Objetivo do exercício: Por favor, prolongue o texto com depoimentos de mulheres sobre a data dedicada a elas e sua imagem na mídia, partindo da última frase apresentada.

Trecho:
▼

DJ mais fervida de Goiânia, residente do clube The Pub.
É também uma das residentes da festa GLOW
"Acredito ser apenas uma data comercial. Não acredito que nós mulheres precisamos de ter um dia especial para que sejamos lembradas ou que algo extraordinário aconteça nesta data para sermos tratadas dignamente. Que o diga as mulheres que ainda são maltratadas pelos companheiros neste país".
"Eu acredito que as mulheres nos últimos anos deram um "banho" literalmente em cima dos homens se firmando cada vez mais no mercado de trabalho e por consequência aparecendo com mais frequência na mídia. Em grande parte, com certeza, as mulheres já estão onde sempre deveriam estar, em destaque. A visibilidade maior virá com as conquistas que ainda estão por vir. Isto será uma questão de tempo".



Andréa Stefani

Consultora em Direitos Humanos, pesquisadora iniciante
em Direito e Gênero pela UNB, artista multimeios e feminista
"Nem toda mulher é fã de salões de beleza, nem toda mulher acredita na moda como realização pessoal e compra todas as bolsas e sapatos que "estão na moda". Há mulheres que curtem futebol e outras que batem papo sobre política e negócios, entre outros assuntos. As revistas e as TVs "vendem" uma mulher "alienda", fútil, desinteressada no País e no mundo. O que não condiz com a realidade".

▲

Informações fornecidas:
▼

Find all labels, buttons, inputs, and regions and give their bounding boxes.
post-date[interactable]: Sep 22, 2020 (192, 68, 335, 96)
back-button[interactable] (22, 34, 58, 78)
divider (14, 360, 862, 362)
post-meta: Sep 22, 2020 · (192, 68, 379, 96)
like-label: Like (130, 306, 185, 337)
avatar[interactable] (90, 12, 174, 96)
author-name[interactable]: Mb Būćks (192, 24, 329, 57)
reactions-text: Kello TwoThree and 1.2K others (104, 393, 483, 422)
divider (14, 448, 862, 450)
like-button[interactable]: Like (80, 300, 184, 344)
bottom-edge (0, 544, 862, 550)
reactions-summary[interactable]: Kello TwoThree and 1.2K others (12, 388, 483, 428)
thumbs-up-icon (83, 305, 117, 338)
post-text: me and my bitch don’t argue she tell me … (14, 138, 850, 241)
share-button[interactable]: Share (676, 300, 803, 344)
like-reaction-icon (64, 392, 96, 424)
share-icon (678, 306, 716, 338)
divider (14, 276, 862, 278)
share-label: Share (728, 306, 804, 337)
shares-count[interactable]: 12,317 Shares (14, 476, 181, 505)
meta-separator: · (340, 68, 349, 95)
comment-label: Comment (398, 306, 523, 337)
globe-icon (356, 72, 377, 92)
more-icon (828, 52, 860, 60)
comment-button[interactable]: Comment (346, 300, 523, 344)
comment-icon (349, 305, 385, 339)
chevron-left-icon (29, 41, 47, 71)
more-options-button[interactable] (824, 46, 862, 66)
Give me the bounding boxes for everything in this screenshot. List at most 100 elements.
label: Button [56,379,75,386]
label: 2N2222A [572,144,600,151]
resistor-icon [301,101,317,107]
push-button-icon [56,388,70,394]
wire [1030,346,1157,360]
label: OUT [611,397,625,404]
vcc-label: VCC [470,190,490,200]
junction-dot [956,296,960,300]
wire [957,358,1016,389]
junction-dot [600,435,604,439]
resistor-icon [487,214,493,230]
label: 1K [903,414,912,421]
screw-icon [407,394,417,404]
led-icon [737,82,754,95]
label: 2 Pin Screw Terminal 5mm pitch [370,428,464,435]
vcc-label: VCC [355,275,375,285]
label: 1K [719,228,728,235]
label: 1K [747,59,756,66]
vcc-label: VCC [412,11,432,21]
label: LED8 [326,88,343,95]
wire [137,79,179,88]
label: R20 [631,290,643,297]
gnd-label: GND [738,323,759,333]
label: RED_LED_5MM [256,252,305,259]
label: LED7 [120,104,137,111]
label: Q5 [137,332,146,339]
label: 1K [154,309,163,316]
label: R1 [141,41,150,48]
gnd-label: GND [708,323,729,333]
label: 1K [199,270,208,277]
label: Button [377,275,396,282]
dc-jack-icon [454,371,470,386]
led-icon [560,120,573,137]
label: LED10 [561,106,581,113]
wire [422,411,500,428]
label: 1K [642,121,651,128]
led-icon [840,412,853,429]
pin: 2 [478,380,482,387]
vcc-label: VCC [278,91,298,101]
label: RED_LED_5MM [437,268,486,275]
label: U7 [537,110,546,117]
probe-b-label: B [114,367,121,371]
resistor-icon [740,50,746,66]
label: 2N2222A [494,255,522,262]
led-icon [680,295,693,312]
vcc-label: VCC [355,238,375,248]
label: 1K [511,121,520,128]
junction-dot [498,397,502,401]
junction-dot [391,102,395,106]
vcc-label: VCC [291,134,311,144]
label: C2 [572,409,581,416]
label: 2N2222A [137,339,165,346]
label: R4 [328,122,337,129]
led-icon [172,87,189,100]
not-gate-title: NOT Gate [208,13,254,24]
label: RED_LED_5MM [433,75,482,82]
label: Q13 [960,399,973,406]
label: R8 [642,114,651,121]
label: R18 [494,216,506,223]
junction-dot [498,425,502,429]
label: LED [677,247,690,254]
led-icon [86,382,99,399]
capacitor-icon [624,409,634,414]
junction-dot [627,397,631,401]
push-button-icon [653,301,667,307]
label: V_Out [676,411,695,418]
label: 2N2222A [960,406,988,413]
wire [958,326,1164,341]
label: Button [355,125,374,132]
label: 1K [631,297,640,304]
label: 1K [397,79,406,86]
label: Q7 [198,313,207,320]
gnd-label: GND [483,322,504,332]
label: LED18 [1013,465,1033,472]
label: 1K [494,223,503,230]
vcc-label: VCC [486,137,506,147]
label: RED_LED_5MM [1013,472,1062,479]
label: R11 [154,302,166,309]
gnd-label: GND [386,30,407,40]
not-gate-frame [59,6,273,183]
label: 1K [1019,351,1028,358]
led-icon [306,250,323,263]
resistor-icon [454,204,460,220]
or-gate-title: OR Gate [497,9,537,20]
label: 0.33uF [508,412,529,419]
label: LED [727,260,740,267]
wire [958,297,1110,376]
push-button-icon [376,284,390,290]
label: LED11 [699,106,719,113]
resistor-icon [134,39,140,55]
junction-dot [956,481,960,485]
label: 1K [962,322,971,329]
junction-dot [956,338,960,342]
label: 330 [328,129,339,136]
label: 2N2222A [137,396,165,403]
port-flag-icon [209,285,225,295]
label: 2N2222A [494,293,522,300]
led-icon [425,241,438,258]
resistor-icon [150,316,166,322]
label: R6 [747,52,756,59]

▲

Resposta do exercício:
"Eu queria ver na mídia, de maneira verdadeira, tão como são, as mulheres de todas as qualidades: negras, indígenas, lésbicas, bissexuais, trabalhadoras do campo, prostitutas, ciganas, positivas, ribeirinhas, rezadeiras, quebradeira de côcos, e todas as outras que estão "invisíveis" para o Brasil. Por fim, em meu modo de ver, a educação e o mercado de trabalho ainda são terrenos pouco explorados, já que ainda estamos na fase das "melancias" e frutas afins".






: : Joana Darc Melo

Radialista, lésbica, mãe de um rapaz de 21 anos e vice-presidente
da Federação LGBT do DF e Entorno

"Muita coisa mudou desde a Revolução dos Sutiãs e mesmo assim as mulheres ainda não alcançaram igualdade de direitos. É bem verdade que nos últimos anos a mulher tem obtido visibilidade em diversos campos seja na política, mercado de trabalho ou mídia mas ainda assim está muito longe de equiparação com os homens".
"Somos um país machista e para se acabar com isso, temos que criar políticas públicas que não sejam feministas voltadas para as mulheres. A data em sí deveria ser voltada para seu cunho principal , que é a luta por igualdades de direitos e deixar de ser mais uma data consumista".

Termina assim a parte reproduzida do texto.